-- Start of Data to process --
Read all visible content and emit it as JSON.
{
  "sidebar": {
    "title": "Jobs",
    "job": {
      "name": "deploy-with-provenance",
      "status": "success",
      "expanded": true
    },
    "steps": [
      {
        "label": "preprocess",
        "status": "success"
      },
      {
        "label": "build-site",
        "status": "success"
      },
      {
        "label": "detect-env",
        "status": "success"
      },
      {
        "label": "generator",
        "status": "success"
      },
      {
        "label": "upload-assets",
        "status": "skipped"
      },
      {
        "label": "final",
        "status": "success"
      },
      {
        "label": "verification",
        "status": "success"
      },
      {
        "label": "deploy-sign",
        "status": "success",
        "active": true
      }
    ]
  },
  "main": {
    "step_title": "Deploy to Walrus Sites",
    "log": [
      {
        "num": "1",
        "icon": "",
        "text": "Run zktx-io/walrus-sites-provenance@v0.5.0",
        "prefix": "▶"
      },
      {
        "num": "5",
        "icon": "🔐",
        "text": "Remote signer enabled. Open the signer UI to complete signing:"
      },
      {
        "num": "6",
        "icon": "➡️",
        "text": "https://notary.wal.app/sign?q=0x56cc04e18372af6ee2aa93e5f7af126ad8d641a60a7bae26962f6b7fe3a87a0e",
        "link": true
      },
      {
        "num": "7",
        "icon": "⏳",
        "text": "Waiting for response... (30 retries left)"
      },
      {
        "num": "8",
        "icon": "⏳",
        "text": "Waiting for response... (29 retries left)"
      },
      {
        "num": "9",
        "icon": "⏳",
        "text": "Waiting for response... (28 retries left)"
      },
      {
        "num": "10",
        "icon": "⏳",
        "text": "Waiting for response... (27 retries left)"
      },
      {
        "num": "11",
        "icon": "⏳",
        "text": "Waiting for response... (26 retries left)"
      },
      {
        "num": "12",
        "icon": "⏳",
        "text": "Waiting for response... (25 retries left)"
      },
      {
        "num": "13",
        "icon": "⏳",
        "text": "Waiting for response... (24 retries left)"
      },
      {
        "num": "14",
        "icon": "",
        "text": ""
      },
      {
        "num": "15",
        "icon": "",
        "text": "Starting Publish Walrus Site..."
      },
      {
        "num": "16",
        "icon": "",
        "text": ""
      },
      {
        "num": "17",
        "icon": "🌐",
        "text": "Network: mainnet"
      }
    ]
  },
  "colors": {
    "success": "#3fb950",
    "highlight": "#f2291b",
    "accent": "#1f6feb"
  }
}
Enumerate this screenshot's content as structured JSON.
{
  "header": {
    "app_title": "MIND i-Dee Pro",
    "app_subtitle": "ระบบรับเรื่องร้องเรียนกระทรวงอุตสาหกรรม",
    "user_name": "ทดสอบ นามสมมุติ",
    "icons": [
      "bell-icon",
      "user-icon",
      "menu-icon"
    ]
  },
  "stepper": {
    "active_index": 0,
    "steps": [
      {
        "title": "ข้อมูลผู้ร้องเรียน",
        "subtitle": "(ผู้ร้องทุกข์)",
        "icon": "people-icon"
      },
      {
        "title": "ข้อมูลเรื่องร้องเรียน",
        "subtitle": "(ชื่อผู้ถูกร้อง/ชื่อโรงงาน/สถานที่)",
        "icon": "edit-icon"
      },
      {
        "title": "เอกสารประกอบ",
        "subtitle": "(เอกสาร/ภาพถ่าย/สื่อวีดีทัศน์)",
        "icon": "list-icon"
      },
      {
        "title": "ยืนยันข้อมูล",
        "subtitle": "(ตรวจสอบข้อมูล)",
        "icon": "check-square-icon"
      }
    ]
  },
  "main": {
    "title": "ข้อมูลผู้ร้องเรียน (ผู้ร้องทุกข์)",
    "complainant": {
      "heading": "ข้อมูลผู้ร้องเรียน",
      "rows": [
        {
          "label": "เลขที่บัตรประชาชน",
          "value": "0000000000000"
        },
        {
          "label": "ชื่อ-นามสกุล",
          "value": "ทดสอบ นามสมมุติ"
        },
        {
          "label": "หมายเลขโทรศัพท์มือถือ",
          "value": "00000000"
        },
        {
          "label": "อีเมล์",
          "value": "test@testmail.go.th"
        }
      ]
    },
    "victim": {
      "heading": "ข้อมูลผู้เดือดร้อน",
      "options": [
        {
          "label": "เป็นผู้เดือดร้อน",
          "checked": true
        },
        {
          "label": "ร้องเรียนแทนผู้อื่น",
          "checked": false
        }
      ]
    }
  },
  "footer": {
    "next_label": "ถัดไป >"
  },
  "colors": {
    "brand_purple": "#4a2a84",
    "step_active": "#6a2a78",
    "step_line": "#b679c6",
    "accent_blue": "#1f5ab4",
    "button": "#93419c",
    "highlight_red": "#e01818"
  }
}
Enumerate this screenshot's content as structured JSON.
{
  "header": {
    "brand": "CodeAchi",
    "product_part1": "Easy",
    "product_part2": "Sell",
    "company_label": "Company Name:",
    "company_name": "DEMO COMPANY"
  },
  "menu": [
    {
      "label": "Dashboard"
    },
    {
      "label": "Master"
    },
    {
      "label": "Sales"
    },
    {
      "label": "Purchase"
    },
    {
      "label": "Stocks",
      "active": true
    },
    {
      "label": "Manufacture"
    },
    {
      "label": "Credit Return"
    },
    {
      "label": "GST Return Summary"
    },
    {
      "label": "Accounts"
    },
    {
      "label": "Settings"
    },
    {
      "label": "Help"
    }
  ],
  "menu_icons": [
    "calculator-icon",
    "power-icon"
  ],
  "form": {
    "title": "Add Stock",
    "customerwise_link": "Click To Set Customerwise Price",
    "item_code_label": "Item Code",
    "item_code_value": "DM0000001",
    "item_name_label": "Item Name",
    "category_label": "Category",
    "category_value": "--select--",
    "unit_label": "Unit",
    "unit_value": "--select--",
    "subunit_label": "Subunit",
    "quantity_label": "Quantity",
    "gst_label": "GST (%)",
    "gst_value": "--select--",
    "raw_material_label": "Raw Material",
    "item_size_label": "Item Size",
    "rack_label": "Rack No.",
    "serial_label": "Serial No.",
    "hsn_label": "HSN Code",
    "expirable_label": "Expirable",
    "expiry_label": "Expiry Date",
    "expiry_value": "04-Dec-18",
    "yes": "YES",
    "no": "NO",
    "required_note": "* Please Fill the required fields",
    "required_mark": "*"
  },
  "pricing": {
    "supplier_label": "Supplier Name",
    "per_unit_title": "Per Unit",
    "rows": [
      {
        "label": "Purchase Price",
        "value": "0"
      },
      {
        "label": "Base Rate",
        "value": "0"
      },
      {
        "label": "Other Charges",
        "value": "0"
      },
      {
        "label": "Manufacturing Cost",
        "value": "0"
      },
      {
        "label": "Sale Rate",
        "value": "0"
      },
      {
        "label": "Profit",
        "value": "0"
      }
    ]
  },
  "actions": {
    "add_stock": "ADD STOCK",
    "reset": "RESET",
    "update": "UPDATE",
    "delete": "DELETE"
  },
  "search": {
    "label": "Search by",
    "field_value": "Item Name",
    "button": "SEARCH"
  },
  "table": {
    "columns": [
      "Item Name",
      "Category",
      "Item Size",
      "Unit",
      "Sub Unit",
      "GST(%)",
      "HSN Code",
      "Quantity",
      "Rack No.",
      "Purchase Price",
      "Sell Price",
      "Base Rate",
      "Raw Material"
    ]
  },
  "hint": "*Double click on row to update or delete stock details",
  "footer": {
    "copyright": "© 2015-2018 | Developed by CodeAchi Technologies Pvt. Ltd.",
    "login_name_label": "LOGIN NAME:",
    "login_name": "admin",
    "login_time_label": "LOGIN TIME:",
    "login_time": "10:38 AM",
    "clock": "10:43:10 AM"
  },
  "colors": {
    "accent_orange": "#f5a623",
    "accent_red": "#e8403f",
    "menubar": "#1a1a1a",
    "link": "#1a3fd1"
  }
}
-- End of Data to process --
- Problem requirements -
Type the whole listing again, unaltered.

- Written answer -
Read all visible content and emit it as JSON.
{
  "sidebar": {
    "title": "Jobs",
    "job": {
      "name": "deploy-with-provenance",
      "status": "success",
      "expanded": true
    },
    "steps": [
      {
        "label": "preprocess",
        "status": "success"
      },
      {
        "label": "build-site",
        "status": "success"
      },
      {
        "label": "detect-env",
        "status": "success"
      },
      {
        "label": "generator",
        "status": "success"
      },
      {
        "label": "upload-assets",
        "status": "skipped"
      },
      {
        "label": "final",
        "status": "success"
      },
      {
        "label": "verification",
        "status": "success"
      },
      {
        "label": "deploy-sign",
        "status": "success",
        "active": true
      }
    ]
  },
  "main": {
    "step_title": "Deploy to Walrus Sites",
    "log": [
      {
        "num": "1",
        "icon": "",
        "text": "Run zktx-io/walrus-sites-provenance@v0.5.0",
        "prefix": "▶"
      },
      {
        "num": "5",
        "icon": "🔐",
        "text": "Remote signer enabled. Open the signer UI to complete signing:"
      },
      {
        "num": "6",
        "icon": "➡️",
        "text": "https://notary.wal.app/sign?q=0x56cc04e18372af6ee2aa93e5f7af126ad8d641a60a7bae26962f6b7fe3a87a0e",
        "link": true
      },
      {
        "num": "7",
        "icon": "⏳",
        "text": "Waiting for response... (30 retries left)"
      },
      {
        "num": "8",
        "icon": "⏳",
        "text": "Waiting for response... (29 retries left)"
      },
      {
        "num": "9",
        "icon": "⏳",
        "text": "Waiting for response... (28 retries left)"
      },
      {
        "num": "10",
        "icon": "⏳",
        "text": "Waiting for response... (27 retries left)"
      },
      {
        "num": "11",
        "icon": "⏳",
        "text": "Waiting for response... (26 retries left)"
      },
      {
        "num": "12",
        "icon": "⏳",
        "text": "Waiting for response... (25 retries left)"
      },
      {
        "num": "13",
        "icon": "⏳",
        "text": "Waiting for response... (24 retries left)"
      },
      {
        "num": "14",
        "icon": "",
        "text": ""
      },
      {
        "num": "15",
        "icon": "",
        "text": "Starting Publish Walrus Site..."
      },
      {
        "num": "16",
        "icon": "",
        "text": ""
      },
      {
        "num": "17",
        "icon": "🌐",
        "text": "Network: mainnet"
      }
    ]
  },
  "colors": {
    "success": "#3fb950",
    "highlight": "#f2291b",
    "accent": "#1f6feb"
  }
}
Enumerate this screenshot's content as structured JSON.
{
  "header": {
    "app_title": "MIND i-Dee Pro",
    "app_subtitle": "ระบบรับเรื่องร้องเรียนกระทรวงอุตสาหกรรม",
    "user_name": "ทดสอบ นามสมมุติ",
    "icons": [
      "bell-icon",
      "user-icon",
      "menu-icon"
    ]
  },
  "stepper": {
    "active_index": 0,
    "steps": [
      {
        "title": "ข้อมูลผู้ร้องเรียน",
        "subtitle": "(ผู้ร้องทุกข์)",
        "icon": "people-icon"
      },
      {
        "title": "ข้อมูลเรื่องร้องเรียน",
        "subtitle": "(ชื่อผู้ถูกร้อง/ชื่อโรงงาน/สถานที่)",
        "icon": "edit-icon"
      },
      {
        "title": "เอกสารประกอบ",
        "subtitle": "(เอกสาร/ภาพถ่าย/สื่อวีดีทัศน์)",
        "icon": "list-icon"
      },
      {
        "title": "ยืนยันข้อมูล",
        "subtitle": "(ตรวจสอบข้อมูล)",
        "icon": "check-square-icon"
      }
    ]
  },
  "main": {
    "title": "ข้อมูลผู้ร้องเรียน (ผู้ร้องทุกข์)",
    "complainant": {
      "heading": "ข้อมูลผู้ร้องเรียน",
      "rows": [
        {
          "label": "เลขที่บัตรประชาชน",
          "value": "0000000000000"
        },
        {
          "label": "ชื่อ-นามสกุล",
          "value": "ทดสอบ นามสมมุติ"
        },
        {
          "label": "หมายเลขโทรศัพท์มือถือ",
          "value": "00000000"
        },
        {
          "label": "อีเมล์",
          "value": "test@testmail.go.th"
        }
      ]
    },
    "victim": {
      "heading": "ข้อมูลผู้เดือดร้อน",
      "options": [
        {
          "label": "เป็นผู้เดือดร้อน",
          "checked": true
        },
        {
          "label": "ร้องเรียนแทนผู้อื่น",
          "checked": false
        }
      ]
    }
  },
  "footer": {
    "next_label": "ถัดไป >"
  },
  "colors": {
    "brand_purple": "#4a2a84",
    "step_active": "#6a2a78",
    "step_line": "#b679c6",
    "accent_blue": "#1f5ab4",
    "button": "#93419c",
    "highlight_red": "#e01818"
  }
}
Enumerate this screenshot's content as structured JSON.
{
  "header": {
    "brand": "CodeAchi",
    "product_part1": "Easy",
    "product_part2": "Sell",
    "company_label": "Company Name:",
    "company_name": "DEMO COMPANY"
  },
  "menu": [
    {
      "label": "Dashboard"
    },
    {
      "label": "Master"
    },
    {
      "label": "Sales"
    },
    {
      "label": "Purchase"
    },
    {
      "label": "Stocks",
      "active": true
    },
    {
      "label": "Manufacture"
    },
    {
      "label": "Credit Return"
    },
    {
      "label": "GST Return Summary"
    },
    {
      "label": "Accounts"
    },
    {
      "label": "Settings"
    },
    {
      "label": "Help"
    }
  ],
  "menu_icons": [
    "calculator-icon",
    "power-icon"
  ],
  "form": {
    "title": "Add Stock",
    "customerwise_link": "Click To Set Customerwise Price",
    "item_code_label": "Item Code",
    "item_code_value": "DM0000001",
    "item_name_label": "Item Name",
    "category_label": "Category",
    "category_value": "--select--",
    "unit_label": "Unit",
    "unit_value": "--select--",
    "subunit_label": "Subunit",
    "quantity_label": "Quantity",
    "gst_label": "GST (%)",
    "gst_value": "--select--",
    "raw_material_label": "Raw Material",
    "item_size_label": "Item Size",
    "rack_label": "Rack No.",
    "serial_label": "Serial No.",
    "hsn_label": "HSN Code",
    "expirable_label": "Expirable",
    "expiry_label": "Expiry Date",
    "expiry_value": "04-Dec-18",
    "yes": "YES",
    "no": "NO",
    "required_note": "* Please Fill the required fields",
    "required_mark": "*"
  },
  "pricing": {
    "supplier_label": "Supplier Name",
    "per_unit_title": "Per Unit",
    "rows": [
      {
        "label": "Purchase Price",
        "value": "0"
      },
      {
        "label": "Base Rate",
        "value": "0"
      },
      {
        "label": "Other Charges",
        "value": "0"
      },
      {
        "label": "Manufacturing Cost",
        "value": "0"
      },
      {
        "label": "Sale Rate",
        "value": "0"
      },
      {
        "label": "Profit",
        "value": "0"
      }
    ]
  },
  "actions": {
    "add_stock": "ADD STOCK",
    "reset": "RESET",
    "update": "UPDATE",
    "delete": "DELETE"
  },
  "search": {
    "label": "Search by",
    "field_value": "Item Name",
    "button": "SEARCH"
  },
  "table": {
    "columns": [
      "Item Name",
      "Category",
      "Item Size",
      "Unit",
      "Sub Unit",
      "GST(%)",
      "HSN Code",
      "Quantity",
      "Rack No.",
      "Purchase Price",
      "Sell Price",
      "Base Rate",
      "Raw Material"
    ]
  },
  "hint": "*Double click on row to update or delete stock details",
  "footer": {
    "copyright": "© 2015-2018 | Developed by CodeAchi Technologies Pvt. Ltd.",
    "login_name_label": "LOGIN NAME:",
    "login_name": "admin",
    "login_time_label": "LOGIN TIME:",
    "login_time": "10:38 AM",
    "clock": "10:43:10 AM"
  },
  "colors": {
    "accent_orange": "#f5a623",
    "accent_red": "#e8403f",
    "menubar": "#1a1a1a",
    "link": "#1a3fd1"
  }
}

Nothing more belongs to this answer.